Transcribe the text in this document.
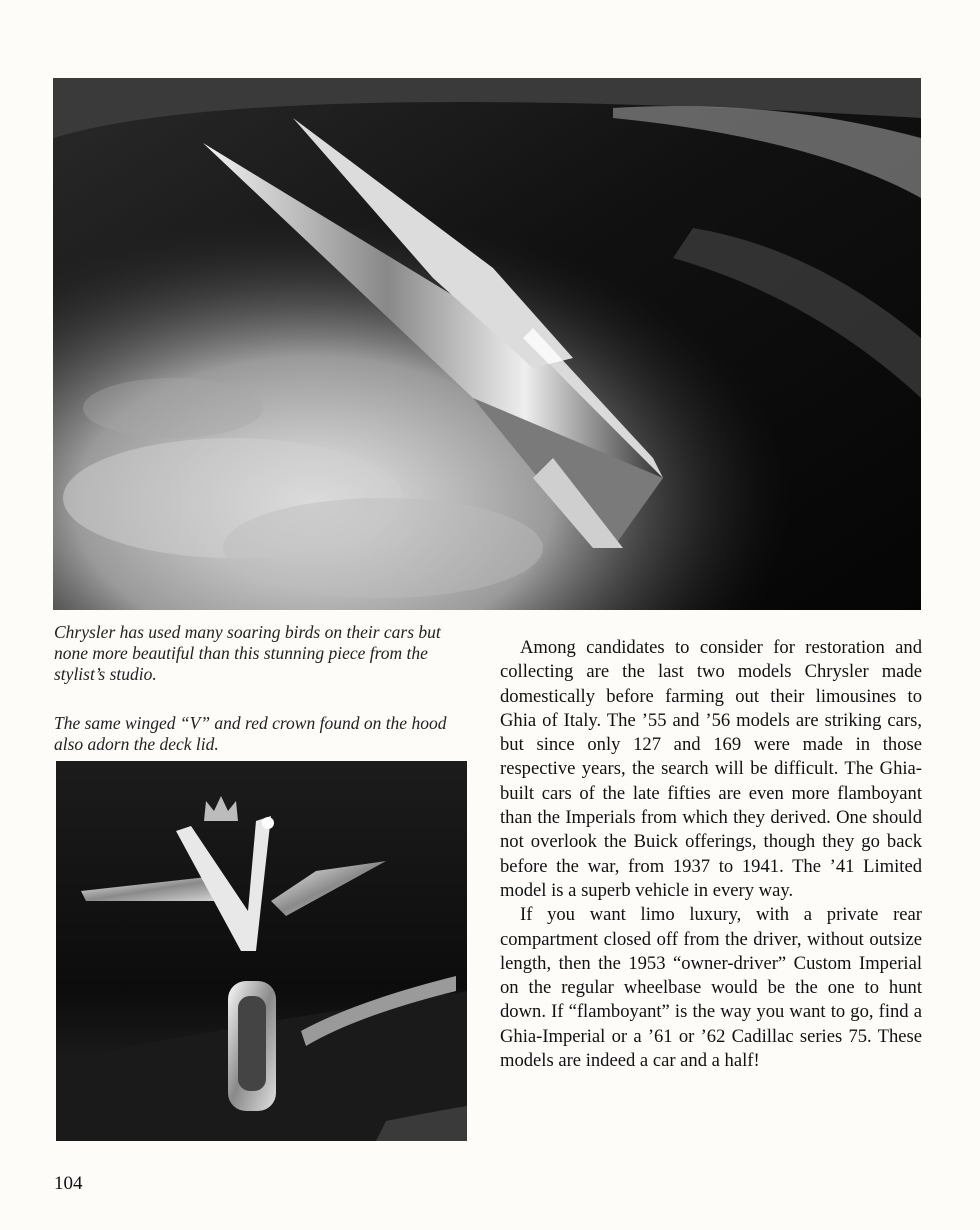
Chrysler has used many soaring birds on their cars but none more beautiful than this stunning piece from the stylist’s studio.
The same winged “V” and red crown found on the hood also adorn the deck lid.

Among candidates to consider for restoration and collecting are the last two models Chrysler made domestically before farming out their limousines to Ghia of Italy. The ’55 and ’56 models are striking cars, but since only 127 and 169 were made in those respective years, the search will be difficult. The Ghia-built cars of the late fifties are even more flamboyant than the Imperials from which they derived. One should not overlook the Buick offerings, though they go back before the war, from 1937 to 1941. The ’41 Limited model is a superb vehicle in every way.

If you want limo luxury, with a private rear compartment closed off from the driver, without outsize length, then the 1953 “owner-driver” Custom Imperial on the regular wheelbase would be the one to hunt down. If “flamboyant” is the way you want to go, find a Ghia-Imperial or a ’61 or ’62 Cadillac series 75. These models are indeed a car and a half!

104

▶ **What the task asks**
Say how many lines in the listing above include "this". Give nothing but the number.

▶ **Output of the exercise**
2